++++ Task input
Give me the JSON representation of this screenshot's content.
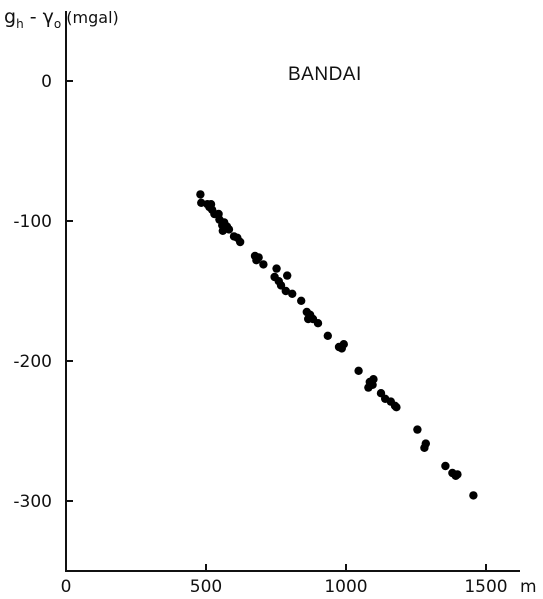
++++++++
++++ Task input
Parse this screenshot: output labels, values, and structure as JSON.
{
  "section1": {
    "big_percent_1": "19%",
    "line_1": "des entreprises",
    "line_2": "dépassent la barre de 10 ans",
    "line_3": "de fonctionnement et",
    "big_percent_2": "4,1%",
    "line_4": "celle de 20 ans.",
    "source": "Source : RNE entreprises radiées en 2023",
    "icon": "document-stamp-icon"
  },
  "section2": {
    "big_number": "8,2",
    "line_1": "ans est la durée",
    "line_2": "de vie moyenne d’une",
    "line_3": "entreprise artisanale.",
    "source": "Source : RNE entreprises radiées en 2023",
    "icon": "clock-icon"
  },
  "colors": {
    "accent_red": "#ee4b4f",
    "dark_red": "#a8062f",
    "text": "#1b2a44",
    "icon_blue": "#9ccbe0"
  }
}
++++++++
++++ Task input
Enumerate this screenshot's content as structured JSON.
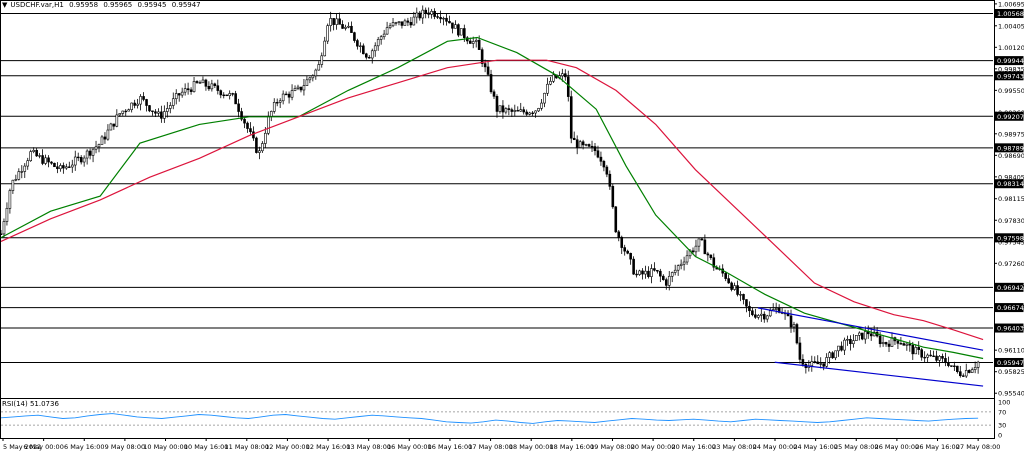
++++++++
=== Your goal ===
Tally up the lines of the listing containing the word "content". Give only the total.

=== Solved problem ===
2